## LISTING

************

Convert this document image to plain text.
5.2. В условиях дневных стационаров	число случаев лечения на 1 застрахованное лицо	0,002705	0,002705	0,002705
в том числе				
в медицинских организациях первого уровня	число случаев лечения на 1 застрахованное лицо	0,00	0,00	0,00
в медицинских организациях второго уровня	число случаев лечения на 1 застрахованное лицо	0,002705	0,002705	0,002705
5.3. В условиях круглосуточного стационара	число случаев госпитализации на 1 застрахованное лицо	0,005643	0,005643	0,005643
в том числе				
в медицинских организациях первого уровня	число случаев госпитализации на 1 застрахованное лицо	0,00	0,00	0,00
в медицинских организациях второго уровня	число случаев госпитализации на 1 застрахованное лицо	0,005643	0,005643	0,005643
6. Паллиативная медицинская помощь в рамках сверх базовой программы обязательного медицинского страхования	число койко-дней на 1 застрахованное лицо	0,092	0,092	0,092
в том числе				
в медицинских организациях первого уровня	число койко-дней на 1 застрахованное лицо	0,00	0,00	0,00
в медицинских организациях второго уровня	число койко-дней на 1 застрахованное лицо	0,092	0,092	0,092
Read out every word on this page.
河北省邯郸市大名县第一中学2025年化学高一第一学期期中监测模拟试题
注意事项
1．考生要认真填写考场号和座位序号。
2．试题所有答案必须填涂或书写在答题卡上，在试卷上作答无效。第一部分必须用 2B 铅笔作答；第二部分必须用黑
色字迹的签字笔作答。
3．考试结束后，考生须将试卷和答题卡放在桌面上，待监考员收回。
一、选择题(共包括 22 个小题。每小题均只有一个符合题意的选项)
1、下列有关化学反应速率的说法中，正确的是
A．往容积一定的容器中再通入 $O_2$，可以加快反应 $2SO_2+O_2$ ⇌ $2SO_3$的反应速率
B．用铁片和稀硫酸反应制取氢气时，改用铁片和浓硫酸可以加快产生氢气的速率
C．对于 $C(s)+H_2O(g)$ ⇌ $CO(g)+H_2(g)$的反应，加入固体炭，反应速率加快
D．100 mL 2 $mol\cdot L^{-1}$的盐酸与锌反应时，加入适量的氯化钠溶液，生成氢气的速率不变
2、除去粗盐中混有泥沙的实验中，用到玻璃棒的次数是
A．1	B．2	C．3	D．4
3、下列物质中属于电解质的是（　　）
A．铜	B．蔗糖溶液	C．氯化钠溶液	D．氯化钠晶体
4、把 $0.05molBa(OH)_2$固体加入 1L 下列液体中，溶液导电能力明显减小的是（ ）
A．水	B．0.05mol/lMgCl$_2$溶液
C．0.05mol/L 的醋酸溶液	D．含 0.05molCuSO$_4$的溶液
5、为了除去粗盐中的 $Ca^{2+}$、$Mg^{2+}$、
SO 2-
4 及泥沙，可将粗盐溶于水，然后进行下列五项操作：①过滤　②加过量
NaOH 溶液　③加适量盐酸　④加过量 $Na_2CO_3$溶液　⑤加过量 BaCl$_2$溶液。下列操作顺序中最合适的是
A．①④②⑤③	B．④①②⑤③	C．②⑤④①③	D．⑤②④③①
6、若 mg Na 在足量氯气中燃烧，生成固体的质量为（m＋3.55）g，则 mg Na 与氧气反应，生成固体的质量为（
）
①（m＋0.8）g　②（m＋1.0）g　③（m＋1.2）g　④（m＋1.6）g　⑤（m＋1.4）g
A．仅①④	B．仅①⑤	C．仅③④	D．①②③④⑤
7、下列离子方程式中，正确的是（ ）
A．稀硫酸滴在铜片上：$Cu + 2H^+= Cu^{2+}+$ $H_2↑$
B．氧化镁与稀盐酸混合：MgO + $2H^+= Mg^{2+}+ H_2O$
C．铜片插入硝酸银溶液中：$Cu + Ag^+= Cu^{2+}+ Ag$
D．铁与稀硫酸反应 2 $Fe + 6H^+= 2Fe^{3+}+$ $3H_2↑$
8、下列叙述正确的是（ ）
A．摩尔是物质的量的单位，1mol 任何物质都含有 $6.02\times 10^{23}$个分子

************

## WHAT THIS TASK INVOLVES
Scan the material above for the word "лицо". Copy each line where it occurs.

## THE SOLUTION
5.2. В условиях дневных стационаров	число случаев лечения на 1 застрахованное лицо	0,002705	0,002705	0,002705
в медицинских организациях первого уровня	число случаев лечения на 1 застрахованное лицо	0,00	0,00	0,00
в медицинских организациях второго уровня	число случаев лечения на 1 застрахованное лицо	0,002705	0,002705	0,002705
5.3. В условиях круглосуточного стационара	число случаев госпитализации на 1 застрахованное лицо	0,005643	0,005643	0,005643
в медицинских организациях первого уровня	число случаев госпитализации на 1 застрахованное лицо	0,00	0,00	0,00
в медицинских организациях второго уровня	число случаев госпитализации на 1 застрахованное лицо	0,005643	0,005643	0,005643
6. Паллиативная медицинская помощь в рамках сверх базовой программы обязательного медицинского страхования	число койко-дней на 1 застрахованное лицо	0,092	0,092	0,092
в медицинских организациях первого уровня	число койко-дней на 1 застрахованное лицо	0,00	0,00	0,00
в медицинских организациях второго уровня	число койко-дней на 1 застрахованное лицо	0,092	0,092	0,092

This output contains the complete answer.